* start *
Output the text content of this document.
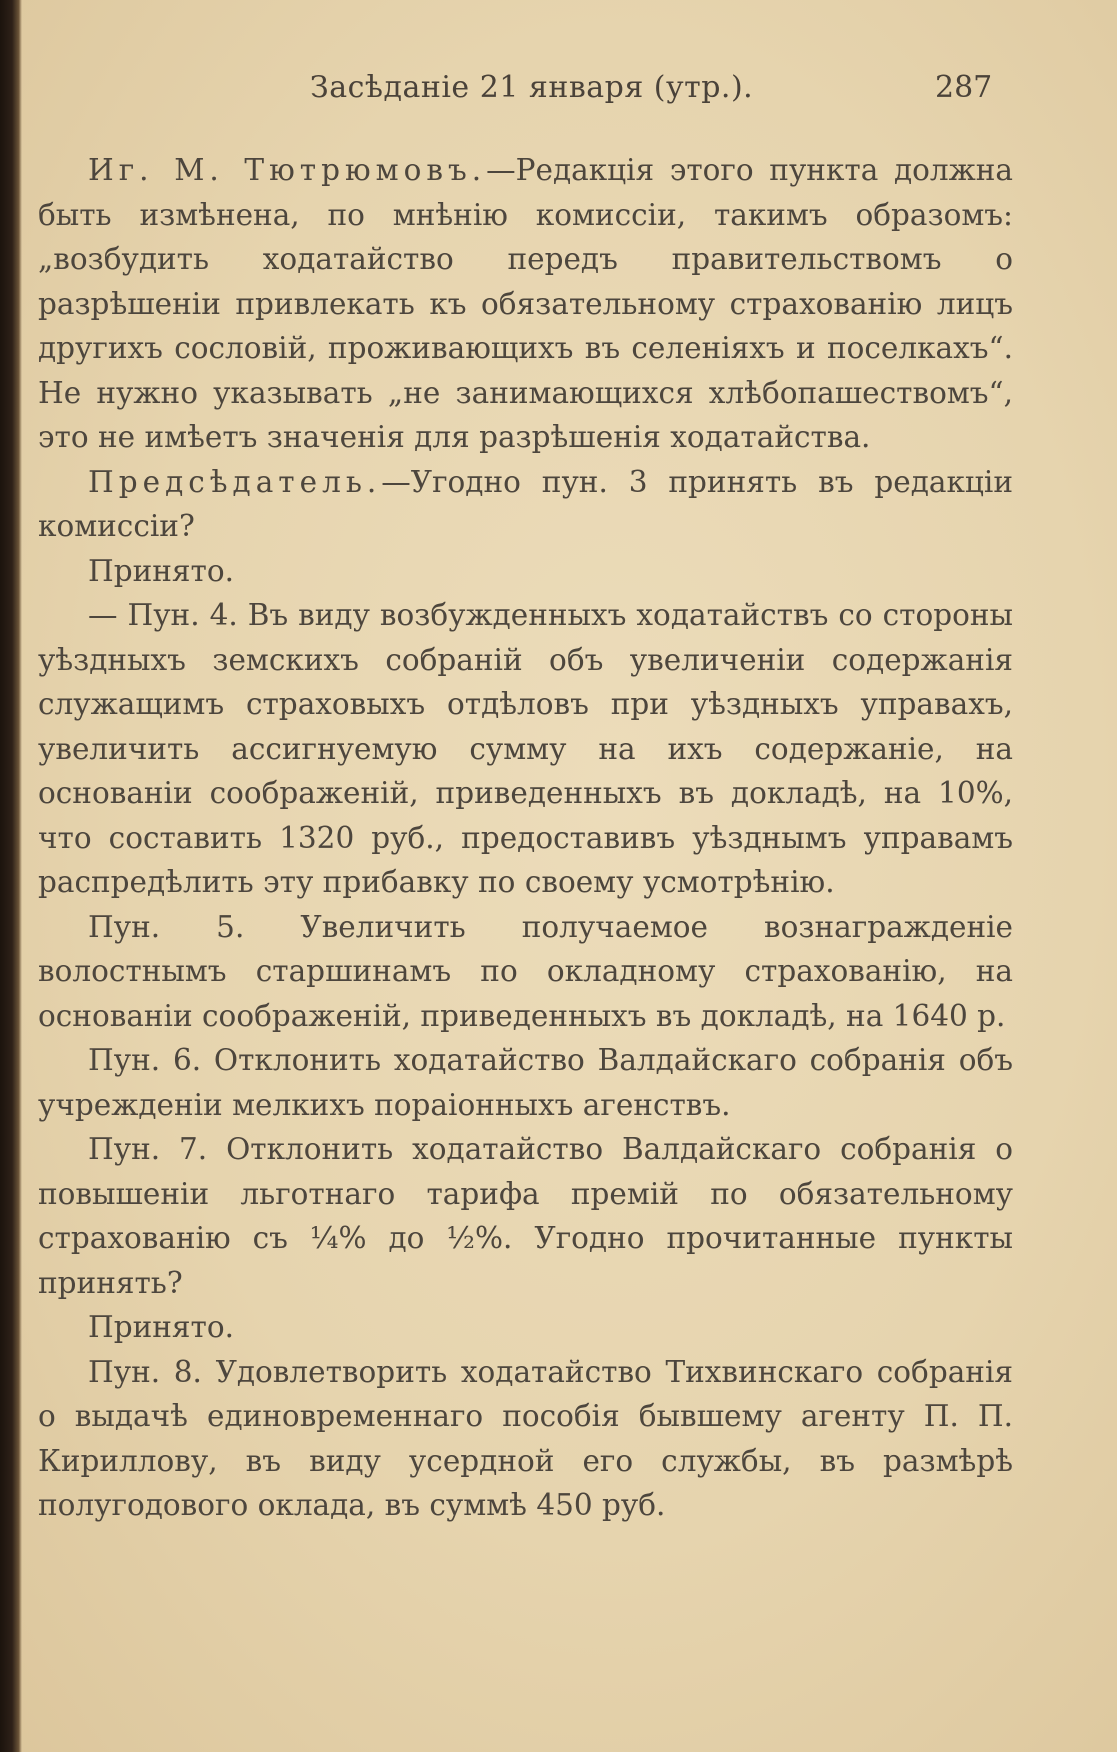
Засѣданіе 21 января (утр.).	287

Иг. М. Тютрюмовъ.—Редакція этого пункта должна быть измѣнена, по мнѣнію комиссіи, такимъ образомъ: „возбудить ходатайство передъ правительствомъ о разрѣшеніи привлекать къ обязательному страхованію лицъ другихъ сословій, проживающихъ въ селеніяхъ и поселкахъ“. Не нужно указывать „не занимающихся хлѣбопашествомъ“, это не имѣетъ значенія для разрѣшенія ходатайства.

Предсѣдатель.—Угодно пун. 3 принять въ редакціи комиссіи?

Принято.

— Пун. 4. Въ виду возбужденныхъ ходатайствъ со стороны уѣздныхъ земскихъ собраній объ увеличеніи содержанія служащимъ страховыхъ отдѣловъ при уѣздныхъ управахъ, увеличить ассигнуемую сумму на ихъ содержаніе, на основаніи соображеній, приведенныхъ въ докладѣ, на 10%, что составить 1320 руб., предоставивъ уѣзднымъ управамъ распредѣлить эту прибавку по своему усмотрѣнію.

Пун. 5. Увеличить получаемое вознагражденіе волостнымъ старшинамъ по окладному страхованію, на основаніи соображеній, приведенныхъ въ докладѣ, на 1640 р.

Пун. 6. Отклонить ходатайство Валдайскаго собранія объ учрежденіи мелкихъ пораіонныхъ агенствъ.

Пун. 7. Отклонить ходатайство Валдайскаго собранія о повышеніи льготнаго тарифа премій по обязательному страхованію съ ¼% до ½%. Угодно прочитанные пункты принять?

Принято.

Пун. 8. Удовлетворить ходатайство Тихвинскаго собранія о выдачѣ единовременнаго пособія бывшему агенту П. П. Кириллову, въ виду усердной его службы, въ размѣрѣ полугодового оклада, въ суммѣ 450 руб.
* end *
Exercise goal:
Look through the entries above; copy every line holding the string "Угодно".

Result of this task:
Предсѣдатель.—Угодно пун. 3 принять въ редакціи комиссіи?
Пун. 7. Отклонить ходатайство Валдайскаго собранія о повышеніи льготнаго тарифа премій по обязательному страхованію съ ¼% до ½%. Угодно прочитанные пункты принять?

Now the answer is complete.